▸ **SHORT PROBLEM**
List each line of the data that holds the word "chevron".

▸ **Part of a data file**
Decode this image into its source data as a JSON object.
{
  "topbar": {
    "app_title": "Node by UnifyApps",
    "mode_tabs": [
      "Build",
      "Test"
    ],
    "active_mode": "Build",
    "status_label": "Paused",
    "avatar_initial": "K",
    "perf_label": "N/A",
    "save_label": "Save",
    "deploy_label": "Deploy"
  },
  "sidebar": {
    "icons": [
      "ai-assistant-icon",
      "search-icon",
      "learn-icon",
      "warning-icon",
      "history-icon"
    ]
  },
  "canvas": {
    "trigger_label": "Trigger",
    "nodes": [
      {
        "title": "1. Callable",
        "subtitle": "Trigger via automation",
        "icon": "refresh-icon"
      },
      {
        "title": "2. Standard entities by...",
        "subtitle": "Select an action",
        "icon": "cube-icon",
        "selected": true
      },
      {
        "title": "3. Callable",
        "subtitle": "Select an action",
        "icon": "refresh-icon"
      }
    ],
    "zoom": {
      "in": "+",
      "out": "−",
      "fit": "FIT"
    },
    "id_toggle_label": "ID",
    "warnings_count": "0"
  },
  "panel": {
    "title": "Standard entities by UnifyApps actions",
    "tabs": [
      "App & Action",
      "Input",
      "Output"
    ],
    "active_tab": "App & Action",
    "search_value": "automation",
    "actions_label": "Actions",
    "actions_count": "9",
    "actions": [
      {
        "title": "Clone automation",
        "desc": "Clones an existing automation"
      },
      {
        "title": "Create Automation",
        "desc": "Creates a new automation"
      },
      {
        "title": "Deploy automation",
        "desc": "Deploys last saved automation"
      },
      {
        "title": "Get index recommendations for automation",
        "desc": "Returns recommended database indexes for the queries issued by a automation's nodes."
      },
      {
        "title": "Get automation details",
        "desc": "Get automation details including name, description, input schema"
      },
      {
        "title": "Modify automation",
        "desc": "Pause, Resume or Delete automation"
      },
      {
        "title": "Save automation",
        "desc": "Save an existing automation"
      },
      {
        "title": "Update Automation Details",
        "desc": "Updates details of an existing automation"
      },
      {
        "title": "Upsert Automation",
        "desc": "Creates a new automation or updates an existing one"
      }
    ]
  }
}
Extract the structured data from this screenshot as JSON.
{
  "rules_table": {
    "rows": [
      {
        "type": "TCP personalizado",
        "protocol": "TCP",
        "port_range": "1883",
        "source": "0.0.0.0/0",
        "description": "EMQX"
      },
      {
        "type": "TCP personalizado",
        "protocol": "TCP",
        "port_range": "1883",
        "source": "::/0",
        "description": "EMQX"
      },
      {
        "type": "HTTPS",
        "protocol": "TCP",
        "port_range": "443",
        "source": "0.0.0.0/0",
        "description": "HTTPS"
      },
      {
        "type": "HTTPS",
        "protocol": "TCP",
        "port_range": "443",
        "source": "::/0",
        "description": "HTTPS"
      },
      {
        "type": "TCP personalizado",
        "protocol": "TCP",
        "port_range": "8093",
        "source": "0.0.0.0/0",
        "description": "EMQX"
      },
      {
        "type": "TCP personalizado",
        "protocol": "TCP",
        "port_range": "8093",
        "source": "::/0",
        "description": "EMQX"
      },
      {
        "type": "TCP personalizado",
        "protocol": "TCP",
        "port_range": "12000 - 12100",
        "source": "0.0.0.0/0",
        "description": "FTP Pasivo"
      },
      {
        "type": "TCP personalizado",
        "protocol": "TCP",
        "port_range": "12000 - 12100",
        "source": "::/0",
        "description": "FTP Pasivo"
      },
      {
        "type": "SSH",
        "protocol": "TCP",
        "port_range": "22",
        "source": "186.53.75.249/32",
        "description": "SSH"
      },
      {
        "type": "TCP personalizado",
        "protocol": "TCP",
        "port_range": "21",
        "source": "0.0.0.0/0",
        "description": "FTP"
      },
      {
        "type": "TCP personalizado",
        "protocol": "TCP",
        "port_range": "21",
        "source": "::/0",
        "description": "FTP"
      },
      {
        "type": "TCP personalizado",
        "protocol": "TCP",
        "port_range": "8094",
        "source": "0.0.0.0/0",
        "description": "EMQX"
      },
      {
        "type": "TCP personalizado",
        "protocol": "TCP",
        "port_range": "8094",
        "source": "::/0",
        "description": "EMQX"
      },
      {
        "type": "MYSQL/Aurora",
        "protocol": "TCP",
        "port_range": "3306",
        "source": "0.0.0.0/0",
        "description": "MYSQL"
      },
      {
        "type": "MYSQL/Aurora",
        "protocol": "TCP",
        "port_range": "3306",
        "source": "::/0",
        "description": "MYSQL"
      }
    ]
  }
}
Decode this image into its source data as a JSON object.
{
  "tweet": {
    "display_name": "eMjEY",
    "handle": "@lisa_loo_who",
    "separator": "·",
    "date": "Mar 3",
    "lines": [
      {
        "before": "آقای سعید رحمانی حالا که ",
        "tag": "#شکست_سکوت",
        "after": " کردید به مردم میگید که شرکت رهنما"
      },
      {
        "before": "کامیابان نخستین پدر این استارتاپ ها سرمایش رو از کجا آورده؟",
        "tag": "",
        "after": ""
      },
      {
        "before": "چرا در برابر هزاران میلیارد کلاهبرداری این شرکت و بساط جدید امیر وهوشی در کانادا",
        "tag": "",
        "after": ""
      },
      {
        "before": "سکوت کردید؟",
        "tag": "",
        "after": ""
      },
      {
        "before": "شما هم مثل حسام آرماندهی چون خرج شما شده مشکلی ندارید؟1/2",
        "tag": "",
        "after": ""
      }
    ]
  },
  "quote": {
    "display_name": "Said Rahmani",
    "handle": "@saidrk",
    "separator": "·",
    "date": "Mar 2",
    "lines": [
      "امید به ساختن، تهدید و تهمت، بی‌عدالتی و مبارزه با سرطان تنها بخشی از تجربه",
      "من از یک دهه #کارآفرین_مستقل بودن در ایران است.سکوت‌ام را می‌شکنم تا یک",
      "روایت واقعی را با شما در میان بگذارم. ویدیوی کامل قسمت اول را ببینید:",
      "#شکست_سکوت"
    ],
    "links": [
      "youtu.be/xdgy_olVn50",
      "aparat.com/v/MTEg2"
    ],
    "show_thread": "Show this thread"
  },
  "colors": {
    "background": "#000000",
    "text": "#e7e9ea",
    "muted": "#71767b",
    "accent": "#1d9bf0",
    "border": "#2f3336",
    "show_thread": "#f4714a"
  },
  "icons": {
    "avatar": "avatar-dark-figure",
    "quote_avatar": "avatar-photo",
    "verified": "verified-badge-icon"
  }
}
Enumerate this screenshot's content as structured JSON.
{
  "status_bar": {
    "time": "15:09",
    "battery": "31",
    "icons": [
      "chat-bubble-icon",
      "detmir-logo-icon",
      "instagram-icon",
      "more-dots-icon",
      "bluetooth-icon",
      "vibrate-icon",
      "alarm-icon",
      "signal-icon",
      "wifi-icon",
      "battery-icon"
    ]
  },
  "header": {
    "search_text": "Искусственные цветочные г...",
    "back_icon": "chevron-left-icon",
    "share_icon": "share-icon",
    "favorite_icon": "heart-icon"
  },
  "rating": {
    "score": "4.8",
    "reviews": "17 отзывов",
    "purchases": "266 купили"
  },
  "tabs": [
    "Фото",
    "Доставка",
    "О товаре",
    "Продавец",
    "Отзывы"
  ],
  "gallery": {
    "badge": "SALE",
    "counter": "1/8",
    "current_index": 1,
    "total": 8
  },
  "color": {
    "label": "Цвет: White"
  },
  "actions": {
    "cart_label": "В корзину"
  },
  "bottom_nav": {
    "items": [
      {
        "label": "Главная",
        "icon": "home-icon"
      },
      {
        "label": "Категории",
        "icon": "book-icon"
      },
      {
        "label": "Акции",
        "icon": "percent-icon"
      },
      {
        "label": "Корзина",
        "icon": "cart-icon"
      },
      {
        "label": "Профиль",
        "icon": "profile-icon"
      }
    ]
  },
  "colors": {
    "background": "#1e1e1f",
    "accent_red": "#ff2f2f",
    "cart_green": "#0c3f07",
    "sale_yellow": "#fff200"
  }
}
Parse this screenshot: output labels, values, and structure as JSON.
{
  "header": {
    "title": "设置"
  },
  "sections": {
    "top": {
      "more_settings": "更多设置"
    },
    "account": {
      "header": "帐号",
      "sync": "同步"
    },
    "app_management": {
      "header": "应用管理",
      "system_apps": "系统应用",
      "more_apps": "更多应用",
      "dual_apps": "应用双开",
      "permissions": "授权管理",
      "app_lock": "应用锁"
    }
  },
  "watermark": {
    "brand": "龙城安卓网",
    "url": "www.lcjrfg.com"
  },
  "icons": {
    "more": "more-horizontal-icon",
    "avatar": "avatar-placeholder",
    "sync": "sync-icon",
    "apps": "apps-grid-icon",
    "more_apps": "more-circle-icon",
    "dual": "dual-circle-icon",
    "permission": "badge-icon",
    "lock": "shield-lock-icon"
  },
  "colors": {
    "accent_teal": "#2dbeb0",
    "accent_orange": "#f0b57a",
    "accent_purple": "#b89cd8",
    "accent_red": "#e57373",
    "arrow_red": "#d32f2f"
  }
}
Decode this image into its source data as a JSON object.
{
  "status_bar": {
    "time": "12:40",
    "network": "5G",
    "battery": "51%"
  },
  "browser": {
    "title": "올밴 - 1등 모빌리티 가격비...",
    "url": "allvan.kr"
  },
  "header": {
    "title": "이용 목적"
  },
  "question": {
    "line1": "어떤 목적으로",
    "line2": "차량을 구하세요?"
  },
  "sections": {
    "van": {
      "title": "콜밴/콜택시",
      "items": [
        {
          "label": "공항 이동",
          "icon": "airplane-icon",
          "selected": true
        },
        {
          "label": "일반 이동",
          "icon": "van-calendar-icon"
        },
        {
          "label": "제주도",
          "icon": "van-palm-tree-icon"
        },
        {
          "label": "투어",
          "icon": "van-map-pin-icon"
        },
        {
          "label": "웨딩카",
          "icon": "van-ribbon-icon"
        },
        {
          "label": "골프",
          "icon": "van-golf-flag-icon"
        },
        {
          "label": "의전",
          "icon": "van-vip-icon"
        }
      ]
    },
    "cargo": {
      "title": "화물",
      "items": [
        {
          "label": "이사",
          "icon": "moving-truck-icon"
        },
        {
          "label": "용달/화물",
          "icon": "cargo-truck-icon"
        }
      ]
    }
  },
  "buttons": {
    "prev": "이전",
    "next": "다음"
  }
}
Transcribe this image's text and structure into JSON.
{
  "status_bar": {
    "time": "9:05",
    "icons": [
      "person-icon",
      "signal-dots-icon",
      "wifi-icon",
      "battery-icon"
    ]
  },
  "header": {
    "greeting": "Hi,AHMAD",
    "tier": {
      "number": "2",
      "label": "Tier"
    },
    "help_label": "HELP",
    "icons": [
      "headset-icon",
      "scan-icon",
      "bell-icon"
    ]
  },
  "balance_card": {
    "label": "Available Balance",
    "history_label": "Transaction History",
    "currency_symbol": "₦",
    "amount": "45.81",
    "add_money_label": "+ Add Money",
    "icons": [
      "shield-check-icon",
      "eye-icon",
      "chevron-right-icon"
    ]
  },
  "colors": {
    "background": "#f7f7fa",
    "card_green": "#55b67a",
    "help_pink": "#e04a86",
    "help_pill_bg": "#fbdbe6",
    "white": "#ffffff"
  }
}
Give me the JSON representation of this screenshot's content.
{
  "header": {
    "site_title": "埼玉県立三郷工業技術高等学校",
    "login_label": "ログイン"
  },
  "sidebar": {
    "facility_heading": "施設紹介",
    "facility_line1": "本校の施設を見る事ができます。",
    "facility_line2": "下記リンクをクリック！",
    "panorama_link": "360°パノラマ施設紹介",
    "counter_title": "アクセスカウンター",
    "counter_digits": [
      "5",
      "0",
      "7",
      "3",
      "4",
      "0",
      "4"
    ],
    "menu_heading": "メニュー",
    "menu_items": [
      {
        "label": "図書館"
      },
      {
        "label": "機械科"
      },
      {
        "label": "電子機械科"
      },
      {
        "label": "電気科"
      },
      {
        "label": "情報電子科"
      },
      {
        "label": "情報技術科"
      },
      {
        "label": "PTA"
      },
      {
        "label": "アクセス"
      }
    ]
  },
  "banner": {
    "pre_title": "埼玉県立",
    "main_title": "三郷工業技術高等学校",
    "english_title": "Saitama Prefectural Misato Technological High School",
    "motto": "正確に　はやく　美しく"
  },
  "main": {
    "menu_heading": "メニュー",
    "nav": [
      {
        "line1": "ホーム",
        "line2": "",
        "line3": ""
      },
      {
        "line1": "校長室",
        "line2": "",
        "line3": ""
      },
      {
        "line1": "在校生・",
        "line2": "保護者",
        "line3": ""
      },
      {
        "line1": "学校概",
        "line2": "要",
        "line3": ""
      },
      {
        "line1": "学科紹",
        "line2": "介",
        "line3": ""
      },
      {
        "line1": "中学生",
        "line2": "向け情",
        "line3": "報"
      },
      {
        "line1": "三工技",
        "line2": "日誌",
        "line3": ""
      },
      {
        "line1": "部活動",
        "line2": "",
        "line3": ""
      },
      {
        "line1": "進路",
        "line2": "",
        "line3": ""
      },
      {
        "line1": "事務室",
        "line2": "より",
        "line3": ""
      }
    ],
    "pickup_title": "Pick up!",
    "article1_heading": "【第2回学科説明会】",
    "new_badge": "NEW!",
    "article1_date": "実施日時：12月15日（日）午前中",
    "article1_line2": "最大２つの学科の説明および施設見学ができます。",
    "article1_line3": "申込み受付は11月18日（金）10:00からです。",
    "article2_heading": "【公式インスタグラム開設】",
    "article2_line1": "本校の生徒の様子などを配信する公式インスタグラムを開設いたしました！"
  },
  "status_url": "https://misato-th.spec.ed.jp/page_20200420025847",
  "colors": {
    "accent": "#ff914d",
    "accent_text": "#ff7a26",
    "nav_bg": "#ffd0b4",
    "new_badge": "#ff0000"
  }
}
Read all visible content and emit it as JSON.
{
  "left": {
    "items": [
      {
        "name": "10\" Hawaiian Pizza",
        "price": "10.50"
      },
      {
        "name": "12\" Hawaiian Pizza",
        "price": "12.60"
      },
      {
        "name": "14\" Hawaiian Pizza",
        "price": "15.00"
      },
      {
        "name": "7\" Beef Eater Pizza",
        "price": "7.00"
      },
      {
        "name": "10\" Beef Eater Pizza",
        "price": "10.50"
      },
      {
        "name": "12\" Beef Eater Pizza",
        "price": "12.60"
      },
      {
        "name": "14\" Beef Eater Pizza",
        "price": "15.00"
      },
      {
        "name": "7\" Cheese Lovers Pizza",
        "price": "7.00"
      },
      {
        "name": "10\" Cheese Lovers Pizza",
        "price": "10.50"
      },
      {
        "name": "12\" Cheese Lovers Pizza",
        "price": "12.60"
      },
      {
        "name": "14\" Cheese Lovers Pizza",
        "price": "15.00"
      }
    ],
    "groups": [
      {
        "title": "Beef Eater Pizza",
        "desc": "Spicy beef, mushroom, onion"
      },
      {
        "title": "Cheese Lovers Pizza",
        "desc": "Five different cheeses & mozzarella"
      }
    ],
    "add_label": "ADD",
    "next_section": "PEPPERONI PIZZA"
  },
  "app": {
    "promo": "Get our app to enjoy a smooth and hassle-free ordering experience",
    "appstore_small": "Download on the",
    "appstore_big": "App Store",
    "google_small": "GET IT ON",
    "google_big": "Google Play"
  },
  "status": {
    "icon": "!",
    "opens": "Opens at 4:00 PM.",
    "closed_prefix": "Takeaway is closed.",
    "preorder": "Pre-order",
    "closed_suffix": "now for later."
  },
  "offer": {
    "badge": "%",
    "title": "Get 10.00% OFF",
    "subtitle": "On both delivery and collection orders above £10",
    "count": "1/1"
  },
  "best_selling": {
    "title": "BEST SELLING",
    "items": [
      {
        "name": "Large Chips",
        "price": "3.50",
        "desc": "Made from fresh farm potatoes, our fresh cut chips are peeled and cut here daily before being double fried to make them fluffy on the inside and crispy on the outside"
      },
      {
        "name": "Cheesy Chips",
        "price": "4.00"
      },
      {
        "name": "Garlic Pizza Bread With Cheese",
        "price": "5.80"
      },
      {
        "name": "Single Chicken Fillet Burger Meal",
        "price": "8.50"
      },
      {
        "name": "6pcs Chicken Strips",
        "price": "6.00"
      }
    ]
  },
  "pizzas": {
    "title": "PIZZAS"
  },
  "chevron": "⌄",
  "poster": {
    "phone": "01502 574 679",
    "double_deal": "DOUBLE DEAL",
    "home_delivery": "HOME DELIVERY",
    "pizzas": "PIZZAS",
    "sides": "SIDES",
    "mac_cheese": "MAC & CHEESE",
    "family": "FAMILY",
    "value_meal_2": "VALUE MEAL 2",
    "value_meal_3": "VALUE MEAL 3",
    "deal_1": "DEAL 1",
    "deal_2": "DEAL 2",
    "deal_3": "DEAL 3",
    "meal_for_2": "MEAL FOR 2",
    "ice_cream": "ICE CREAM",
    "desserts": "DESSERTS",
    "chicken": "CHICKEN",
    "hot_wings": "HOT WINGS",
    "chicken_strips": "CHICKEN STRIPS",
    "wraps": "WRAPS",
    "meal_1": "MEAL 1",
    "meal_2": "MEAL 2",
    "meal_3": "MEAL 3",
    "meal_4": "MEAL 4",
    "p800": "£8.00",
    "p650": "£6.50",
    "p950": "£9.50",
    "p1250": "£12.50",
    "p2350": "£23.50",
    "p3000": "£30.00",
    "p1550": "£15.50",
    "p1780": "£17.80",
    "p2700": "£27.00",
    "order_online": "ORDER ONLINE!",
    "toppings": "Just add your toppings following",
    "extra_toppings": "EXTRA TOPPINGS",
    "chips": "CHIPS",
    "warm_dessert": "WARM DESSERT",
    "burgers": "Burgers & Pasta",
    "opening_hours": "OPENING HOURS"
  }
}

▸ **ANSWER BELOW**
    "back_icon": "chevron-left-icon",
      "chevron-right-icon"
  "chevron": "⌄",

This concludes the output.